++++ The input ++++

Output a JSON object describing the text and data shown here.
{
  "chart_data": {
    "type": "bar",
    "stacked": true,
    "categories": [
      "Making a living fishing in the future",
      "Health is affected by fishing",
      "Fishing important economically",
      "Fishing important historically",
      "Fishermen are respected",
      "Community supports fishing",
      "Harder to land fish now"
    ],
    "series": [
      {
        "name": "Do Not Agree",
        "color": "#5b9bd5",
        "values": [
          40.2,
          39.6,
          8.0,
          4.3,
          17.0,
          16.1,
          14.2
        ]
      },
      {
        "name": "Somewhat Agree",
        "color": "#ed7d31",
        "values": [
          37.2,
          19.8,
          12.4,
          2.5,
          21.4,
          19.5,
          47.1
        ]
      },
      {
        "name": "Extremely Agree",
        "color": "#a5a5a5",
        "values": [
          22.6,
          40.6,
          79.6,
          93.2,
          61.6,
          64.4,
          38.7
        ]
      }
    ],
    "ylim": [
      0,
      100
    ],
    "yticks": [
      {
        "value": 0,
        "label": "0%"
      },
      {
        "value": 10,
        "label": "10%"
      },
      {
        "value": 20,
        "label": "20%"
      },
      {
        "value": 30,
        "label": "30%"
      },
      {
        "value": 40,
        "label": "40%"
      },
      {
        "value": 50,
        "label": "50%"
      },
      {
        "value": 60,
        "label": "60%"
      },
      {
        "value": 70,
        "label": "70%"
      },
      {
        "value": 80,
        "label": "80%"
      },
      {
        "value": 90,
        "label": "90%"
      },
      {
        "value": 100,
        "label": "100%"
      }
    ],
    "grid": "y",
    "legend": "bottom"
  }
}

++++

Copy out the lines in which the string "important" appears.

▸ **Finished exercise**
      "Fishing important economically",
      "Fishing important historically",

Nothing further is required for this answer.